◆ **Problem requirements**
All of the data is to be copied without a single change.

Material to process section start

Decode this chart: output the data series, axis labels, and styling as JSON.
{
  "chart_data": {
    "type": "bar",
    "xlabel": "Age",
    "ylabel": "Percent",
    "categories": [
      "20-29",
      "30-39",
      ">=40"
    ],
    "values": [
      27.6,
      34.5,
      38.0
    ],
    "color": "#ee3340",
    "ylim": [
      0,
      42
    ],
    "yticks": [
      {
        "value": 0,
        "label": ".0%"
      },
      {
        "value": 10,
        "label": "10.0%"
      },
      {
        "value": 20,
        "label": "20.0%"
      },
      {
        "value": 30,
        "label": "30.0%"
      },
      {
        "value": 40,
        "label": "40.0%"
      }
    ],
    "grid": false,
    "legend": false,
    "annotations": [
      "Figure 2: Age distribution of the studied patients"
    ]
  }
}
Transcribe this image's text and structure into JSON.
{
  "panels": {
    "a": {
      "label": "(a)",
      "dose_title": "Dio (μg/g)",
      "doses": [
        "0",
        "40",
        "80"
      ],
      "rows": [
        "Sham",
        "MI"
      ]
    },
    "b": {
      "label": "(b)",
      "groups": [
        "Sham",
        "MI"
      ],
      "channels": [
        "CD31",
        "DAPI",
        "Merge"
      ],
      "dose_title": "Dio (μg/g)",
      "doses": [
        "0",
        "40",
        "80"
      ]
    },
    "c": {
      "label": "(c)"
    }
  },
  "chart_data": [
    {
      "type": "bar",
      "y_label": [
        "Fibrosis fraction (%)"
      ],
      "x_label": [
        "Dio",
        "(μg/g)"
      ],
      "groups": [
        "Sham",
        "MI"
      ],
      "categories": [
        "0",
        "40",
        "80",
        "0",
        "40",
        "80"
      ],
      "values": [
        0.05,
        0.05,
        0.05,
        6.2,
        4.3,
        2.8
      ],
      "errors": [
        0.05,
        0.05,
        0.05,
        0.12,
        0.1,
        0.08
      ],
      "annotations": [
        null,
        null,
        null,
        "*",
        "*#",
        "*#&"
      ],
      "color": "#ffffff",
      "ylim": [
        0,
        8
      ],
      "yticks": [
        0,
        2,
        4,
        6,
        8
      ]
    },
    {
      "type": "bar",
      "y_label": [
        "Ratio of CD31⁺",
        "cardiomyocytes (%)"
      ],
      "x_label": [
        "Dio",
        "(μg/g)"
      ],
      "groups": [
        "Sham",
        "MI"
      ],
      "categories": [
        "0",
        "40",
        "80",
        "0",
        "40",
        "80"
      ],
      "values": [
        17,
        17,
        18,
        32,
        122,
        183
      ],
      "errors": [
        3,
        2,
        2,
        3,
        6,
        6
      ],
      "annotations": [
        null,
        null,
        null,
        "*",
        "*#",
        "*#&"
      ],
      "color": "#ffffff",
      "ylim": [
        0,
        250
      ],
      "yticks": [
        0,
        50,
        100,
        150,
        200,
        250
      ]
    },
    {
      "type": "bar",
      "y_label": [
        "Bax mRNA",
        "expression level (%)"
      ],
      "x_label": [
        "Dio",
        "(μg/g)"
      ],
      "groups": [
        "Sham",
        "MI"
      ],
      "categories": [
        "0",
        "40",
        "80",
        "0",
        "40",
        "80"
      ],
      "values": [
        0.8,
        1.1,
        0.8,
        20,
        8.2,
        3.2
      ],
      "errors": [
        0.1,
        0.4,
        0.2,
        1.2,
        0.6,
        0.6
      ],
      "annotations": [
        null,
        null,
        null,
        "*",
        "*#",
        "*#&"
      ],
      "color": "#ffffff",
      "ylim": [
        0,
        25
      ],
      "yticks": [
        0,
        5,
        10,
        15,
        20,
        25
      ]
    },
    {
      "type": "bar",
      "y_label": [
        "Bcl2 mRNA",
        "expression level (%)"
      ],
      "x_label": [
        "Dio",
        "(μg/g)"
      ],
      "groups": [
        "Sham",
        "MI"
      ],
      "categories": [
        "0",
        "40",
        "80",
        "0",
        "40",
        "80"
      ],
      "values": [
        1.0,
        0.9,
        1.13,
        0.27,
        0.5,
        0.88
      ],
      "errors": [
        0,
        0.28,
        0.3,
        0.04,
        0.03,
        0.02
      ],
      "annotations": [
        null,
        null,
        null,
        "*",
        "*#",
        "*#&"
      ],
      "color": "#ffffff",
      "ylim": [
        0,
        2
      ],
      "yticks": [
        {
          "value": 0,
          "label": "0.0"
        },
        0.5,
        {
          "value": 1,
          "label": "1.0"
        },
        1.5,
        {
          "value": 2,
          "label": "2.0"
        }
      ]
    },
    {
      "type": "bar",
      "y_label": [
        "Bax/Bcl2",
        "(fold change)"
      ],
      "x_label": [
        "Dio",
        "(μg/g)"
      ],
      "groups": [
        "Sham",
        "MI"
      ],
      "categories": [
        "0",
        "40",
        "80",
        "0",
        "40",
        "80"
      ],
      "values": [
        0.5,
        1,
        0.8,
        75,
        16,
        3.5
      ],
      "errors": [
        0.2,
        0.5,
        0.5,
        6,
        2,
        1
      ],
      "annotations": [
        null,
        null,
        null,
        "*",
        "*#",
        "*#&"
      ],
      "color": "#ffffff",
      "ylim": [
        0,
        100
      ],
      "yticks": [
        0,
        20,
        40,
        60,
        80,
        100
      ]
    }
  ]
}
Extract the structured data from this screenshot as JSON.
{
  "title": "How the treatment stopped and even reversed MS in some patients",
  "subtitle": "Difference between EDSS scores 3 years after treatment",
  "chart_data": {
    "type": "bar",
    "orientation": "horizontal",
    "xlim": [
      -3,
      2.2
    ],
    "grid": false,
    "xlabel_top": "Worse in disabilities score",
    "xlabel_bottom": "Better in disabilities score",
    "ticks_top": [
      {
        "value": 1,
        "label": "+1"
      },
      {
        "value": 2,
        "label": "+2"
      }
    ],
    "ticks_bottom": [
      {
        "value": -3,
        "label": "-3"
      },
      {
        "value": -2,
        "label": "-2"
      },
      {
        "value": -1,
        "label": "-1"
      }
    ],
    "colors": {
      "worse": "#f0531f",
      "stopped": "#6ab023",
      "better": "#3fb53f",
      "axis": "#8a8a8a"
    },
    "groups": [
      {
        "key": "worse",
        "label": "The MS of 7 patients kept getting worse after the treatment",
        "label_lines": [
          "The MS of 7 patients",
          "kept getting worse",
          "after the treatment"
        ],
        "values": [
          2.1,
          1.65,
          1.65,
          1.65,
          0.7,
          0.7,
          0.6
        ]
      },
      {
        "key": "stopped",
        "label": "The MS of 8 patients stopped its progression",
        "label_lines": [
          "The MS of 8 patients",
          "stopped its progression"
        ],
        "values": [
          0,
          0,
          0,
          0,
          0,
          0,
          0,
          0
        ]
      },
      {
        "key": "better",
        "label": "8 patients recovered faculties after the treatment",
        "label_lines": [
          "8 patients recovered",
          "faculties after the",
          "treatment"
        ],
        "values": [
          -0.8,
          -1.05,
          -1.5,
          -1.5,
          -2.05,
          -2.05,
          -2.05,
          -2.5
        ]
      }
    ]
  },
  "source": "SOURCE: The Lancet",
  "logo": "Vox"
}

Material to process section end

◆ **Written solution**
Decode this chart: output the data series, axis labels, and styling as JSON.
{
  "chart_data": {
    "type": "bar",
    "xlabel": "Age",
    "ylabel": "Percent",
    "categories": [
      "20-29",
      "30-39",
      ">=40"
    ],
    "values": [
      27.6,
      34.5,
      38.0
    ],
    "color": "#ee3340",
    "ylim": [
      0,
      42
    ],
    "yticks": [
      {
        "value": 0,
        "label": ".0%"
      },
      {
        "value": 10,
        "label": "10.0%"
      },
      {
        "value": 20,
        "label": "20.0%"
      },
      {
        "value": 30,
        "label": "30.0%"
      },
      {
        "value": 40,
        "label": "40.0%"
      }
    ],
    "grid": false,
    "legend": false,
    "annotations": [
      "Figure 2: Age distribution of the studied patients"
    ]
  }
}
Transcribe this image's text and structure into JSON.
{
  "panels": {
    "a": {
      "label": "(a)",
      "dose_title": "Dio (μg/g)",
      "doses": [
        "0",
        "40",
        "80"
      ],
      "rows": [
        "Sham",
        "MI"
      ]
    },
    "b": {
      "label": "(b)",
      "groups": [
        "Sham",
        "MI"
      ],
      "channels": [
        "CD31",
        "DAPI",
        "Merge"
      ],
      "dose_title": "Dio (μg/g)",
      "doses": [
        "0",
        "40",
        "80"
      ]
    },
    "c": {
      "label": "(c)"
    }
  },
  "chart_data": [
    {
      "type": "bar",
      "y_label": [
        "Fibrosis fraction (%)"
      ],
      "x_label": [
        "Dio",
        "(μg/g)"
      ],
      "groups": [
        "Sham",
        "MI"
      ],
      "categories": [
        "0",
        "40",
        "80",
        "0",
        "40",
        "80"
      ],
      "values": [
        0.05,
        0.05,
        0.05,
        6.2,
        4.3,
        2.8
      ],
      "errors": [
        0.05,
        0.05,
        0.05,
        0.12,
        0.1,
        0.08
      ],
      "annotations": [
        null,
        null,
        null,
        "*",
        "*#",
        "*#&"
      ],
      "color": "#ffffff",
      "ylim": [
        0,
        8
      ],
      "yticks": [
        0,
        2,
        4,
        6,
        8
      ]
    },
    {
      "type": "bar",
      "y_label": [
        "Ratio of CD31⁺",
        "cardiomyocytes (%)"
      ],
      "x_label": [
        "Dio",
        "(μg/g)"
      ],
      "groups": [
        "Sham",
        "MI"
      ],
      "categories": [
        "0",
        "40",
        "80",
        "0",
        "40",
        "80"
      ],
      "values": [
        17,
        17,
        18,
        32,
        122,
        183
      ],
      "errors": [
        3,
        2,
        2,
        3,
        6,
        6
      ],
      "annotations": [
        null,
        null,
        null,
        "*",
        "*#",
        "*#&"
      ],
      "color": "#ffffff",
      "ylim": [
        0,
        250
      ],
      "yticks": [
        0,
        50,
        100,
        150,
        200,
        250
      ]
    },
    {
      "type": "bar",
      "y_label": [
        "Bax mRNA",
        "expression level (%)"
      ],
      "x_label": [
        "Dio",
        "(μg/g)"
      ],
      "groups": [
        "Sham",
        "MI"
      ],
      "categories": [
        "0",
        "40",
        "80",
        "0",
        "40",
        "80"
      ],
      "values": [
        0.8,
        1.1,
        0.8,
        20,
        8.2,
        3.2
      ],
      "errors": [
        0.1,
        0.4,
        0.2,
        1.2,
        0.6,
        0.6
      ],
      "annotations": [
        null,
        null,
        null,
        "*",
        "*#",
        "*#&"
      ],
      "color": "#ffffff",
      "ylim": [
        0,
        25
      ],
      "yticks": [
        0,
        5,
        10,
        15,
        20,
        25
      ]
    },
    {
      "type": "bar",
      "y_label": [
        "Bcl2 mRNA",
        "expression level (%)"
      ],
      "x_label": [
        "Dio",
        "(μg/g)"
      ],
      "groups": [
        "Sham",
        "MI"
      ],
      "categories": [
        "0",
        "40",
        "80",
        "0",
        "40",
        "80"
      ],
      "values": [
        1.0,
        0.9,
        1.13,
        0.27,
        0.5,
        0.88
      ],
      "errors": [
        0,
        0.28,
        0.3,
        0.04,
        0.03,
        0.02
      ],
      "annotations": [
        null,
        null,
        null,
        "*",
        "*#",
        "*#&"
      ],
      "color": "#ffffff",
      "ylim": [
        0,
        2
      ],
      "yticks": [
        {
          "value": 0,
          "label": "0.0"
        },
        0.5,
        {
          "value": 1,
          "label": "1.0"
        },
        1.5,
        {
          "value": 2,
          "label": "2.0"
        }
      ]
    },
    {
      "type": "bar",
      "y_label": [
        "Bax/Bcl2",
        "(fold change)"
      ],
      "x_label": [
        "Dio",
        "(μg/g)"
      ],
      "groups": [
        "Sham",
        "MI"
      ],
      "categories": [
        "0",
        "40",
        "80",
        "0",
        "40",
        "80"
      ],
      "values": [
        0.5,
        1,
        0.8,
        75,
        16,
        3.5
      ],
      "errors": [
        0.2,
        0.5,
        0.5,
        6,
        2,
        1
      ],
      "annotations": [
        null,
        null,
        null,
        "*",
        "*#",
        "*#&"
      ],
      "color": "#ffffff",
      "ylim": [
        0,
        100
      ],
      "yticks": [
        0,
        20,
        40,
        60,
        80,
        100
      ]
    }
  ]
}
Extract the structured data from this screenshot as JSON.
{
  "title": "How the treatment stopped and even reversed MS in some patients",
  "subtitle": "Difference between EDSS scores 3 years after treatment",
  "chart_data": {
    "type": "bar",
    "orientation": "horizontal",
    "xlim": [
      -3,
      2.2
    ],
    "grid": false,
    "xlabel_top": "Worse in disabilities score",
    "xlabel_bottom": "Better in disabilities score",
    "ticks_top": [
      {
        "value": 1,
        "label": "+1"
      },
      {
        "value": 2,
        "label": "+2"
      }
    ],
    "ticks_bottom": [
      {
        "value": -3,
        "label": "-3"
      },
      {
        "value": -2,
        "label": "-2"
      },
      {
        "value": -1,
        "label": "-1"
      }
    ],
    "colors": {
      "worse": "#f0531f",
      "stopped": "#6ab023",
      "better": "#3fb53f",
      "axis": "#8a8a8a"
    },
    "groups": [
      {
        "key": "worse",
        "label": "The MS of 7 patients kept getting worse after the treatment",
        "label_lines": [
          "The MS of 7 patients",
          "kept getting worse",
          "after the treatment"
        ],
        "values": [
          2.1,
          1.65,
          1.65,
          1.65,
          0.7,
          0.7,
          0.6
        ]
      },
      {
        "key": "stopped",
        "label": "The MS of 8 patients stopped its progression",
        "label_lines": [
          "The MS of 8 patients",
          "stopped its progression"
        ],
        "values": [
          0,
          0,
          0,
          0,
          0,
          0,
          0,
          0
        ]
      },
      {
        "key": "better",
        "label": "8 patients recovered faculties after the treatment",
        "label_lines": [
          "8 patients recovered",
          "faculties after the",
          "treatment"
        ],
        "values": [
          -0.8,
          -1.05,
          -1.5,
          -1.5,
          -2.05,
          -2.05,
          -2.05,
          -2.5
        ]
      }
    ]
  },
  "source": "SOURCE: The Lancet",
  "logo": "Vox"
}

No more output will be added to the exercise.